─── TEXTO APRESENTADO

O Parlamento aprovou na quarta-feira, 26 de novembro, um pacote de medidas que prevê o fim dos pedágios - com vigência já em 2026 - em dois trechos das autoestradas A6 e A2, além da eliminação total das cobranças na A25, no corredor entre a Costa da Prata e as regiões das Beiras Litoral e Alta.
A6 e A2: isenção com regras para moradores e empresas nas áreas de influência
No caso da A6, a isenção se aplica ao trecho entre o nó A2/A6/A13 e Caia. Já na A2, o benefício cobre o segmento entre esse mesmo nó e Almodôvar.
Em ambos os casos, a medida não é universal: a isenção é destinada exclusivamente a residentes e a empresas com sede nas “áreas de influência” definidas para cada uma dessas autoestradas.
Como vai funcionar o acesso à isenção (A6 e A2)
Conforme previsto na iniciativa, o acesso à isenção na A6 e na A2 deverá operar por meio do uso de um dispositivo eletrônico associado à placa do veículo, permitindo identificar automaticamente os veículos elegíveis ao benefício.
Na prática, esse tipo de modelo tende a exigir regras claras de adesão, atualização cadastral e fiscalização para evitar distorções - especialmente quando o critério envolve residência ou sede empresarial dentro de zonas previamente delimitadas.
A25: correção de trecho ainda cobrado e pedágio zero em toda a via
Quanto à A25, a maior parte do trajeto já estava sem custos para os usuários desde 1º de janeiro deste ano, mas ainda permanecia um pequeno trecho com cobrança de pedágio. O PS sustentou a proposta como uma forma de “corrigir essa incongruência”, extinguindo a cobrança ao longo de toda a rodovia.

──────

→ TAREFAS PROPOSTAS
1. No texto sobre o fim dos pedágios, a isenção na A6 vale para qual trecho?
2. Retome o texto sobre o fim dos pedágios a partir do ponto em que ele termina.

─── DADOS FORNECIDOS

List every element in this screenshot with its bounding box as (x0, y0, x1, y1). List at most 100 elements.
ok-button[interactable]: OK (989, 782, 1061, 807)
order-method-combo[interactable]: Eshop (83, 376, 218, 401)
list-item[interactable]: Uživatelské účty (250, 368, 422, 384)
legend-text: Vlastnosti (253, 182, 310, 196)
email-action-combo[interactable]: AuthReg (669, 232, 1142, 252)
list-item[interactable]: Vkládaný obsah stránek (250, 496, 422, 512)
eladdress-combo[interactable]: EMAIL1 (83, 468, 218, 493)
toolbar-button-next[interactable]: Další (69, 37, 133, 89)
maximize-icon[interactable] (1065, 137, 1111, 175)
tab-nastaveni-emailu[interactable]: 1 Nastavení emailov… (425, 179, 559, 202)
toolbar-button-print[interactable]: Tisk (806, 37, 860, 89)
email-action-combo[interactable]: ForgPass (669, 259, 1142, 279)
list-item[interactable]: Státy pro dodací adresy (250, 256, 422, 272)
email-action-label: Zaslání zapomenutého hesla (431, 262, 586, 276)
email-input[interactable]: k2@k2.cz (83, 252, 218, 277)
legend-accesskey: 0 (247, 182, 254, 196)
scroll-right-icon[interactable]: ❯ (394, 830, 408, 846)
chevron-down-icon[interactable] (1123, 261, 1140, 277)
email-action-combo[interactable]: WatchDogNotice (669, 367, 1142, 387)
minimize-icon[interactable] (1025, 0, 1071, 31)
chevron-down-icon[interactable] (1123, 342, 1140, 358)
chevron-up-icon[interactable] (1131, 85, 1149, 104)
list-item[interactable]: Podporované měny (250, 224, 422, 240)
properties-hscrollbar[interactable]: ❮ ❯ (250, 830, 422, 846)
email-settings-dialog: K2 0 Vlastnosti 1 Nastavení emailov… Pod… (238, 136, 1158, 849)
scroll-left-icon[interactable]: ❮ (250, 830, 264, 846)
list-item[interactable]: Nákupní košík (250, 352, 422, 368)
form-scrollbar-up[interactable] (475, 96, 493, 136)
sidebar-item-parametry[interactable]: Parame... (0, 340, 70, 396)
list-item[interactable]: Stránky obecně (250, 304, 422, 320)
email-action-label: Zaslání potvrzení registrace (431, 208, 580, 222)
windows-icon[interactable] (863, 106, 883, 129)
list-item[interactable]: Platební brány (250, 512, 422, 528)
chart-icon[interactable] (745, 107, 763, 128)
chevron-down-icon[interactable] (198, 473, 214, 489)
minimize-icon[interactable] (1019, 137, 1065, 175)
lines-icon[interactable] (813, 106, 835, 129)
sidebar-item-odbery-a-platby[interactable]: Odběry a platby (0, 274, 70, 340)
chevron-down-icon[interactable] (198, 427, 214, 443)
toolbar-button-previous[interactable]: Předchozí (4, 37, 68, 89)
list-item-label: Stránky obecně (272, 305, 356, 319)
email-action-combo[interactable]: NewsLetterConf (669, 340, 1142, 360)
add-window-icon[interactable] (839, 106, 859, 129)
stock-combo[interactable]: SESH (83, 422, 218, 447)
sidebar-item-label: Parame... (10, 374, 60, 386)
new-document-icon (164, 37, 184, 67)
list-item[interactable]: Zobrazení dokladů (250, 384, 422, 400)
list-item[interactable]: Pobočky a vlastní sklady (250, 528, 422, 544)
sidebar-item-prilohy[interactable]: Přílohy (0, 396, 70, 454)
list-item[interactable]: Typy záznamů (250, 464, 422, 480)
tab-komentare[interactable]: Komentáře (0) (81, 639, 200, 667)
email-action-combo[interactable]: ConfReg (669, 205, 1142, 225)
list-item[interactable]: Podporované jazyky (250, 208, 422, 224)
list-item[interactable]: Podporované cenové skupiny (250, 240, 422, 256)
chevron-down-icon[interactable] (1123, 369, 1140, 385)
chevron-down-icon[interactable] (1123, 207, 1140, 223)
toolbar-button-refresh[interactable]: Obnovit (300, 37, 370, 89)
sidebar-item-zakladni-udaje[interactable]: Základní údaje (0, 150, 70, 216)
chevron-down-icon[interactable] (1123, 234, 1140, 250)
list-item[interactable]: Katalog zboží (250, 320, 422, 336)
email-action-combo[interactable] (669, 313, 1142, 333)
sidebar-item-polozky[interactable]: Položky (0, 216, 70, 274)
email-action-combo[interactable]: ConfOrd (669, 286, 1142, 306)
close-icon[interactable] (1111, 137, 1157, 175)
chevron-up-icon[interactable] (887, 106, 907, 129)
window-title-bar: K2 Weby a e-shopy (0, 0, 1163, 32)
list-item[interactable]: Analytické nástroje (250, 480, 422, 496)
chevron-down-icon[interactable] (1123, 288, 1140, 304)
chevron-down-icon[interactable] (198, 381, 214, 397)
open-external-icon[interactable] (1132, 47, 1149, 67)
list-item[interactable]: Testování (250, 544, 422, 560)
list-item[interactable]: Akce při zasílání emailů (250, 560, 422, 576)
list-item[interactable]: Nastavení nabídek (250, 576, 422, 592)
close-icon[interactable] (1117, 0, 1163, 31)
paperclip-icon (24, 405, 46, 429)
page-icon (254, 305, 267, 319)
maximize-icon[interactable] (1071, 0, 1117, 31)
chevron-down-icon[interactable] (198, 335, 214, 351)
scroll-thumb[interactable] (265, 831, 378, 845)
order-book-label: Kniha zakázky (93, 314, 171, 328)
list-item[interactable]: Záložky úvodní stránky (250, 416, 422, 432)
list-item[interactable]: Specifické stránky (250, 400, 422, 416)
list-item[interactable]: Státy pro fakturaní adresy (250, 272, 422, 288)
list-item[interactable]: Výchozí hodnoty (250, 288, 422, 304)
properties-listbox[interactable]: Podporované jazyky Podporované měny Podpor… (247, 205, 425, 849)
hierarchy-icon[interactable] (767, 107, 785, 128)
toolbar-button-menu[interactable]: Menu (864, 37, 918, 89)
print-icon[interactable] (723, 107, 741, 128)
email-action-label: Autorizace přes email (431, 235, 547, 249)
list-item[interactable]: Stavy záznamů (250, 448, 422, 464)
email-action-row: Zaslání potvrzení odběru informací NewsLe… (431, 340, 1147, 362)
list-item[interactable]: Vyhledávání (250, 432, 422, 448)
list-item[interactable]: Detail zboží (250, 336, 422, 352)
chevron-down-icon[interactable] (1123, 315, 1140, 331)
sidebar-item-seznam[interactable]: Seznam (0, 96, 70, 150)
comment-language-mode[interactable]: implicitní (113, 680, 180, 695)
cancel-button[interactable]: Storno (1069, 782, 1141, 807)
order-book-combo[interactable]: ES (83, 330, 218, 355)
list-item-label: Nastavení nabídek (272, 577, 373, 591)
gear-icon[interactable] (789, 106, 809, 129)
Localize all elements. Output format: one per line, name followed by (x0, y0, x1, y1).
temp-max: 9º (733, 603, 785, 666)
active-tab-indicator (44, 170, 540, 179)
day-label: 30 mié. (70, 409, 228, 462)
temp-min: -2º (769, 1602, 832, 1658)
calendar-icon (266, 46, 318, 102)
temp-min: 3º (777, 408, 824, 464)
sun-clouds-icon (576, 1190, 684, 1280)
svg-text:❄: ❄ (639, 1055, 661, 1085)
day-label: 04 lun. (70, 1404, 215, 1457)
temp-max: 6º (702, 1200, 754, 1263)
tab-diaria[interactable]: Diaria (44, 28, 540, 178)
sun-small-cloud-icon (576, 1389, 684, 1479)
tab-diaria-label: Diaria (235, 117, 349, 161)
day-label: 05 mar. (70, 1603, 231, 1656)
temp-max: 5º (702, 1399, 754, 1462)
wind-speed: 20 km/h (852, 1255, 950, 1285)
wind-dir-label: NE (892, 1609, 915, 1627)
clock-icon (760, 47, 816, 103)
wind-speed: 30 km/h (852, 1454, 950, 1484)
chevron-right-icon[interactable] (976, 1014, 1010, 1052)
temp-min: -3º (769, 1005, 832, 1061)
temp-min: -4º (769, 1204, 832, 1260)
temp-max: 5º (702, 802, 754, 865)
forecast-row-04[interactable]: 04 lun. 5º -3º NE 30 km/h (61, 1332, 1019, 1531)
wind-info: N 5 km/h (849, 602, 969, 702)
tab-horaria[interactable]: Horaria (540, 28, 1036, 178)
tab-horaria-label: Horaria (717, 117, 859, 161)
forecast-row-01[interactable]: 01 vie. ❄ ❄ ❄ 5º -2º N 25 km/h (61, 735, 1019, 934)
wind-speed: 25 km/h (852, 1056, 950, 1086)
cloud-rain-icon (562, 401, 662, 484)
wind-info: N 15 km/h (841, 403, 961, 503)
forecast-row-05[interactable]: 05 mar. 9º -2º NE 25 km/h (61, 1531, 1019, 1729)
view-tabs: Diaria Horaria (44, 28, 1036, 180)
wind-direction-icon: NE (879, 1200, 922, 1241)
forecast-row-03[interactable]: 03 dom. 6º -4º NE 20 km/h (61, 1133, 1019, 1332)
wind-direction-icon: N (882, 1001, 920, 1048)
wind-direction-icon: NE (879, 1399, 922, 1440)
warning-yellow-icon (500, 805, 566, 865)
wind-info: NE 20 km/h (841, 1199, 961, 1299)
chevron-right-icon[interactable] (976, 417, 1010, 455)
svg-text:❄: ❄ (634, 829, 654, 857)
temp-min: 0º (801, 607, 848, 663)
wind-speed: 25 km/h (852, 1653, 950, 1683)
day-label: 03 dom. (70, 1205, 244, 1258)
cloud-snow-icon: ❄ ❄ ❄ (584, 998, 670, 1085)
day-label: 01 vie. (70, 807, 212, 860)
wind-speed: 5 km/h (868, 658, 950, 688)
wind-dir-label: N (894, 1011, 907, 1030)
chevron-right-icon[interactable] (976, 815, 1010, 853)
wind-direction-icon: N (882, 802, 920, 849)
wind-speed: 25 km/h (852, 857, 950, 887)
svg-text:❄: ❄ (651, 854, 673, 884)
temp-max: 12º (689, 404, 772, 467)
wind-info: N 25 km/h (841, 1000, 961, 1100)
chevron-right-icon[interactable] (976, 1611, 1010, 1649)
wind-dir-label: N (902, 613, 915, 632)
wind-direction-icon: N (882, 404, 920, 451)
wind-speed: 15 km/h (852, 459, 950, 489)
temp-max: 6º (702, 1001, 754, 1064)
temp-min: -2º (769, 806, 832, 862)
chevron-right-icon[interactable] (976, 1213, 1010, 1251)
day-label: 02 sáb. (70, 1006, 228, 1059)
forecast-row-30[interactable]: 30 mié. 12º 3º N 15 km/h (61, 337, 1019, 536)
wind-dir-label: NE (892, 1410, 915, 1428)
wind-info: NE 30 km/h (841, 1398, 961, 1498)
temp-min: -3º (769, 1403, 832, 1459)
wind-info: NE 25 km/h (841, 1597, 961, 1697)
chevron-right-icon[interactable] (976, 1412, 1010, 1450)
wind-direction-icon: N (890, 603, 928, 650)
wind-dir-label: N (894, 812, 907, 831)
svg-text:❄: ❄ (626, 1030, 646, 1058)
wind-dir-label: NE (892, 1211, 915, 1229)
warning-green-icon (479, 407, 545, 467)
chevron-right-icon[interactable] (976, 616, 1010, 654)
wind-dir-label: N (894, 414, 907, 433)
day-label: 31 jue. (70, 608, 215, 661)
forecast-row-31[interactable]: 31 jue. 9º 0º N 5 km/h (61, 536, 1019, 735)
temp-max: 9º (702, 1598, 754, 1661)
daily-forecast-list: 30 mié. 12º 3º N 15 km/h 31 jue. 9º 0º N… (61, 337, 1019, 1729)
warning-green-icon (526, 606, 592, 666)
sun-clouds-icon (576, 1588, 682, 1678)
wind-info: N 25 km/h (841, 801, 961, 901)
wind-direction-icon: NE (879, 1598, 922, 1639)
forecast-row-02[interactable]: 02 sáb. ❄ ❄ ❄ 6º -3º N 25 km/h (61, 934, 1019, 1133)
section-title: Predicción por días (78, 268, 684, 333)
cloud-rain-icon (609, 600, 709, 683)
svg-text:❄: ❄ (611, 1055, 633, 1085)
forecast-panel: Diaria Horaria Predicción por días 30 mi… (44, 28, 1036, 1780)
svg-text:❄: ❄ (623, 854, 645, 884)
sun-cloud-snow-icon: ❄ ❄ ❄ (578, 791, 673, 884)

──────

→ RESPOSTAS ÀS TAREFAS
1. Entre o nó A2/A6/A13 e Caia.

2.
A retirada completa dos pedágios na A25 pode alterar padrões de deslocamento e distribuição de tráfego, com possível aumento de demanda em determinados horários e mudanças nas rotas de quem antes optava por alternativas para economizar.
Votação no Orçamento do Estado para 2026: quem apoiou e quem foi contra
As medidas foram aprovadas em 26 de novembro, durante as votações do Orçamento do Estado para 2026, na Comissão de Orçamento, Finanças e Administração Pública.
- Votos a favor: PS, Chega, PCP, Livre e BE
- Votos contra: PSD, CDS-PP e IL
- Abstenção: PAN
Impacto estimado, críticas do Governo e reação partidária
Segundo o PS, o impacto para o Estado é estimado em 20,5 milhões de euros. O Governo contestou a decisão e alertou para o risco de comprometer o superávit orçamentário.
O PSD, por sua vez, acusou PS e Chega de retomarem uma “coalizão negativa”, fazendo referência ao episódio das ex-SCUT em 2024.
Medida paralela: fim de pedágios na A41 CREP para caminhões em horários de pico
Ainda no início desta semana, o ministro das Infraestruturas e Habitação, Miguel Pinto Luz, anunciou também o fim dos pedágios na A41 CREP, a partir de 1º de março, para veículos pesados de transporte de mercadorias, especificamente nos horários de maior pressão.